GIVEN DATA:
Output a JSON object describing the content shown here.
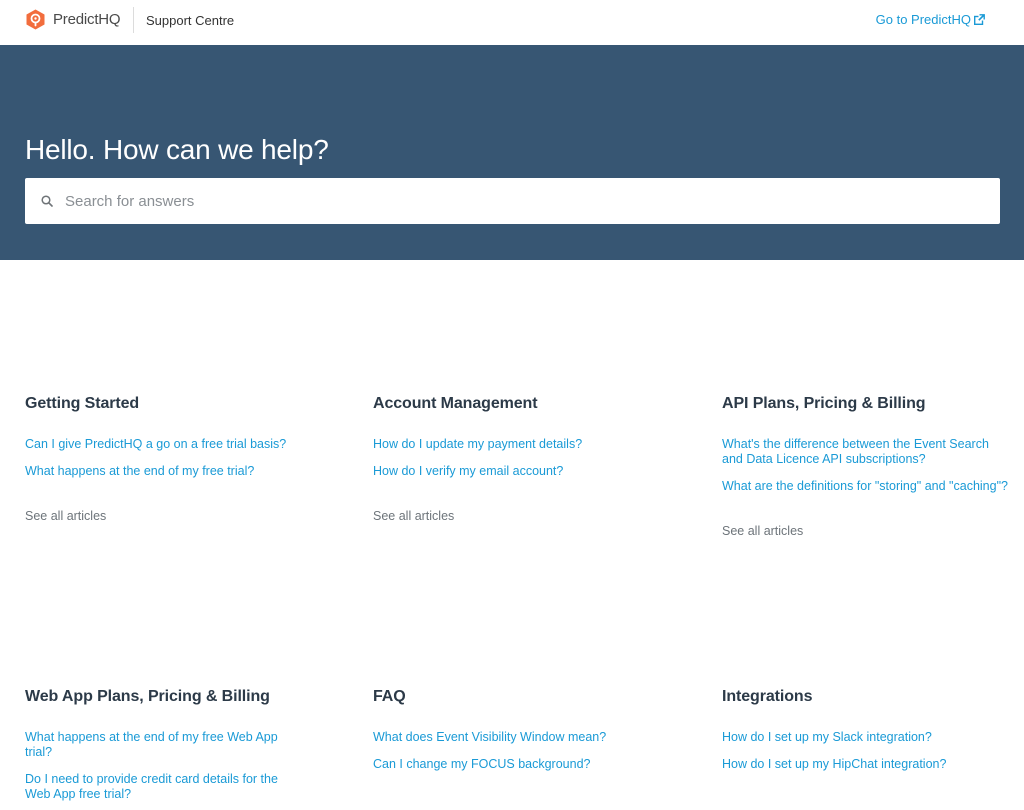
{
  "header": {
    "brand_name": "PredictHQ",
    "support_centre": "Support Centre",
    "goto_link": "Go to PredictHQ"
  },
  "hero": {
    "title": "Hello. How can we help?",
    "search_placeholder": "Search for answers"
  },
  "colors": {
    "hero_bg": "#375673",
    "link": "#1a9ad6",
    "logo_orange": "#f26d3d"
  },
  "see_all_label": "See all articles",
  "categories": [
    {
      "title": "Getting Started",
      "articles": [
        "Can I give PredictHQ a go on a free trial basis?",
        "What happens at the end of my free trial?"
      ]
    },
    {
      "title": "Account Management",
      "articles": [
        "How do I update my payment details?",
        "How do I verify my email account?"
      ]
    },
    {
      "title": "API Plans, Pricing & Billing",
      "articles": [
        "What's the difference between the Event Search and Data Licence API subscriptions?",
        "What are the definitions for \"storing\" and \"caching\"?"
      ]
    },
    {
      "title": "Web App Plans, Pricing & Billing",
      "articles": [
        "What happens at the end of my free Web App trial?",
        "Do I need to provide credit card details for the Web App free trial?"
      ]
    },
    {
      "title": "FAQ",
      "articles": [
        "What does Event Visibility Window mean?",
        "Can I change my FOCUS background?"
      ]
    },
    {
      "title": "Integrations",
      "articles": [
        "How do I set up my Slack integration?",
        "How do I set up my HipChat integration?"
      ]
    }
  ]
}
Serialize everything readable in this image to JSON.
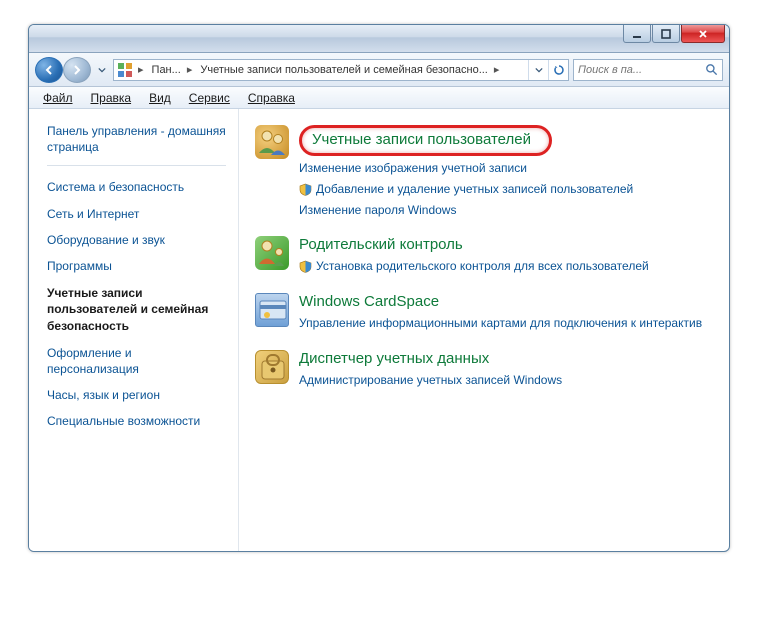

WHAT TO DO: Drop the images and repeat the data exactly.

SOLUTION TO THE PROBLEM:
Output a JSON object describing the content shown here.
{
  "header": {
    "brand_name": "PredictHQ",
    "support_centre": "Support Centre",
    "goto_link": "Go to PredictHQ"
  },
  "hero": {
    "title": "Hello. How can we help?",
    "search_placeholder": "Search for answers"
  },
  "colors": {
    "hero_bg": "#375673",
    "link": "#1a9ad6",
    "logo_orange": "#f26d3d"
  },
  "see_all_label": "See all articles",
  "categories": [
    {
      "title": "Getting Started",
      "articles": [
        "Can I give PredictHQ a go on a free trial basis?",
        "What happens at the end of my free trial?"
      ]
    },
    {
      "title": "Account Management",
      "articles": [
        "How do I update my payment details?",
        "How do I verify my email account?"
      ]
    },
    {
      "title": "API Plans, Pricing & Billing",
      "articles": [
        "What's the difference between the Event Search and Data Licence API subscriptions?",
        "What are the definitions for \"storing\" and \"caching\"?"
      ]
    },
    {
      "title": "Web App Plans, Pricing & Billing",
      "articles": [
        "What happens at the end of my free Web App trial?",
        "Do I need to provide credit card details for the Web App free trial?"
      ]
    },
    {
      "title": "FAQ",
      "articles": [
        "What does Event Visibility Window mean?",
        "Can I change my FOCUS background?"
      ]
    },
    {
      "title": "Integrations",
      "articles": [
        "How do I set up my Slack integration?",
        "How do I set up my HipChat integration?"
      ]
    }
  ]
}
Serialize everything readable in this image to JSON.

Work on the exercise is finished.